→ **Problem A**
Copy the part of the cadmium and fracture text that opens with the words containing "In a review, Åkesson" and closes with "for smoking [22].", changing "BMD" to "bone mineral density".
→ **Problem B**
In the cadmium and fracture text, what was the median B-Cd level among all women in the study?

→ **Study text**
=== Begin Enclosure ===
In a review, Åkesson et al. found support for the hypothesis that cadmium is associated with decreased BMD and an increased fracture risk would occur at U-Cd as low as 0.5–2 μg/g creatinine which is equivalent to B-Cd levels of approximately 0.5–2 μg/L [4]. The median level of B-Cd in all women in this study was 0.28 (0.18–0.51) μg/L and in the highest quartile (Cd-Q4) the level was 1.00 (0.69–1.49) μg/L; hence, women in Cd-Q4 are well in the B-Cd range where cadmium could be associated with BMD and fracture risk. BMD was not measured in this study, but in another study based on the MDC cohort, BMD was measured and an inverse correlation between BMD and B-Cd was found. However, the results did not remain significant when adjusted for smoking [22].

This study investigates first incident fractures and in order to avoid underestimation of osteoporotic fracture risk, the risk of the first non-vertebral osteoporotic fracture has also been investigated if occurring after a non-osteoporotic first fracture. Engström et al. did not observe an increased overall first fracture risk in all women HR 1.16 (95% CI 0.89–1.50) when comparing higher levels of U-Cd with lower levels of U-Cd, but when including only never smokers, the risk was increased HR 2.03 (95% CI 1.33–3.09) [7]. In the present study, no difference was observed comparing never smokers with ever smokers in regard to fracture risk associated with increased B-Cd levels.

Increased mortality was observed in women with high B-Cd levels at baseline even after adjustment for smoking which is in agreement with previous reports [23, 24]. Hence, if more women in Cd-Q4 died during follow-up, this could result in fewer fractures in Cd-Q4, but the survival analysis using Cox regression considered this, since those who died became censored. The competing risk analysis also verifies the results. A recent review of all-cause mortality found that levels of U-Cd was associated with increased mortality HR 1.44 (95% CI 1.25–1.64) when comparing the highest category with the lowest [25]. A study based on B-Cd found a HR 1.50 (95% CI 1.07–1.20) [23] for mortality with increasing B-Cd levels. An association between cadmium exposure and cardiovascular mortality has been investigated in this cohort previously where increasing levels of cadmium was associated with development of atherosclerotic plaques in the carotid artery [12] and cardiovascular disease [10].
=== End Enclosure ===
→ **Data listing**
=== Begin Enclosure ===
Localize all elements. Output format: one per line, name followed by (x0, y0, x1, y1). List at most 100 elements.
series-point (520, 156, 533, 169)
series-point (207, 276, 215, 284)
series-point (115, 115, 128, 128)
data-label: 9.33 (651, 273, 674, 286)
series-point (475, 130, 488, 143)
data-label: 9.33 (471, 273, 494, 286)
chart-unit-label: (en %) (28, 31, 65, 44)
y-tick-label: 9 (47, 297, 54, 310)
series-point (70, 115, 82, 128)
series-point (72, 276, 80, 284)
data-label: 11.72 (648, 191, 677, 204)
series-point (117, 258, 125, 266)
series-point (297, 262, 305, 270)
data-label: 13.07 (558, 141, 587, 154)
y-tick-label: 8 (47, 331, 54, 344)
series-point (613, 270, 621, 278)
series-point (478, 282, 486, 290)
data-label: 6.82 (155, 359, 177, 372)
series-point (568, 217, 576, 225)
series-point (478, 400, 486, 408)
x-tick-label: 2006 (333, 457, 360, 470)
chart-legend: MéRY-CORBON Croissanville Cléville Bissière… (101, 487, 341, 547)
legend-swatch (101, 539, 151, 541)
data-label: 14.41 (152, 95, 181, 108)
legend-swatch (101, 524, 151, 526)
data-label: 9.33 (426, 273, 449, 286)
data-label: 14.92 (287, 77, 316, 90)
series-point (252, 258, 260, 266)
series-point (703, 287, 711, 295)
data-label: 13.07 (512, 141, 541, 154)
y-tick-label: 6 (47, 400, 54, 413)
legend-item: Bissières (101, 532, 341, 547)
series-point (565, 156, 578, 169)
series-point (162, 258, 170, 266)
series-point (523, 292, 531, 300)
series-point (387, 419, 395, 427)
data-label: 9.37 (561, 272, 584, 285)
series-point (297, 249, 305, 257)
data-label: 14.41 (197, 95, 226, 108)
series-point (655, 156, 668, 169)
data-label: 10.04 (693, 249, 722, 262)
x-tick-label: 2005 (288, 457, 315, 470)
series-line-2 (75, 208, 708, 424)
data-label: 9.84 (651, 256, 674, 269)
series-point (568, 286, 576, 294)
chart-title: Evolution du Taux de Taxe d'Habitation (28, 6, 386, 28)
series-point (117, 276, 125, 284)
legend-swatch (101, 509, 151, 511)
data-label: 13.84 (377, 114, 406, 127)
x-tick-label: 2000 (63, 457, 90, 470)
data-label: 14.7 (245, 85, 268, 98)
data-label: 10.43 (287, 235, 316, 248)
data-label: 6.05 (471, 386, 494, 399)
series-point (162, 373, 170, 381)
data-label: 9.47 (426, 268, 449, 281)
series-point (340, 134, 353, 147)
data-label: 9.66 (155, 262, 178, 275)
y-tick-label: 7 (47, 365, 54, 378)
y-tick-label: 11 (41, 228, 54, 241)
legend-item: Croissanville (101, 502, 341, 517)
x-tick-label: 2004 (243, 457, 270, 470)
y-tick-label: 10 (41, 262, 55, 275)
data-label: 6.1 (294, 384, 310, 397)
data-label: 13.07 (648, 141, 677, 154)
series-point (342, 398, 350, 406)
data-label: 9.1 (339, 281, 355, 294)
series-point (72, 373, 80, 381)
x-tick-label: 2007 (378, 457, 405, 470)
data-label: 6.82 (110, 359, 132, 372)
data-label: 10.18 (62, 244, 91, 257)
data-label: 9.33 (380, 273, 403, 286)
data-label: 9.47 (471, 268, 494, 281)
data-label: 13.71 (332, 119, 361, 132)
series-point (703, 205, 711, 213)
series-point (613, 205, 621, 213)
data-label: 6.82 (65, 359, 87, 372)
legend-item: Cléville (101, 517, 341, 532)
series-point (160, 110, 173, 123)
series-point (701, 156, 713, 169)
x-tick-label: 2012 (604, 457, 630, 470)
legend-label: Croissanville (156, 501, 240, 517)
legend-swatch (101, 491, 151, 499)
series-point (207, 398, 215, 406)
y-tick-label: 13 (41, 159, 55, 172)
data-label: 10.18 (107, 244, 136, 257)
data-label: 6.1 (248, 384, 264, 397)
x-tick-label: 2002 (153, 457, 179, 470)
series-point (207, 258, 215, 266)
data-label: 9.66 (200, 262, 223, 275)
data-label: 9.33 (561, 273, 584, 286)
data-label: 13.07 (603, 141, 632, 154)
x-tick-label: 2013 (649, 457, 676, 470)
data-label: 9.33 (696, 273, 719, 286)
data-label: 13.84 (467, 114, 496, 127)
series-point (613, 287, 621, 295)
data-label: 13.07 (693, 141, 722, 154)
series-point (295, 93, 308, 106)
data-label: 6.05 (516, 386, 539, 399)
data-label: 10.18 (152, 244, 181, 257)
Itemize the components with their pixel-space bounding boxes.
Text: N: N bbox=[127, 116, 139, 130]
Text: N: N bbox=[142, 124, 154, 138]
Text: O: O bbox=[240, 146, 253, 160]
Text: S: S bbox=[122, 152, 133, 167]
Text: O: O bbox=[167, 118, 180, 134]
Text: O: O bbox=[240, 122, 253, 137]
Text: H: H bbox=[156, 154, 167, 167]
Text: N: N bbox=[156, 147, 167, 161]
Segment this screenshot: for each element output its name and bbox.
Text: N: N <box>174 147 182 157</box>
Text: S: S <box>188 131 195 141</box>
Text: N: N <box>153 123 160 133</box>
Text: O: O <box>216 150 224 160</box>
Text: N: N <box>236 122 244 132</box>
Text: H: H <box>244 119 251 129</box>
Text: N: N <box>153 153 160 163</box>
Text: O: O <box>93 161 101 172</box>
=== End Enclosure ===
→ **Result A**
In a review, Åkesson et al. found support for the hypothesis that cadmium is associated with decreased bone mineral density and an increased fracture risk would occur at U-Cd as low as 0.5–2 μg/g creatinine which is equivalent to B-Cd levels of approximately 0.5–2 μg/L [4]. The median level of B-Cd in all women in this study was 0.28 (0.18–0.51) μg/L and in the highest quartile (Cd-Q4) the level was 1.00 (0.69–1.49) μg/L; hence, women in Cd-Q4 are well in the B-Cd range where cadmium could be associated with bone mineral density and fracture risk. bone mineral density was not measured in this study, but in another study based on the MDC cohort, bone mineral density was measured and an inverse correlation between bone mineral density and B-Cd was found. However, the results did not remain significant when adjusted for smoking [22].

→ **Result B**
0.28 (0.18–0.51) μg/L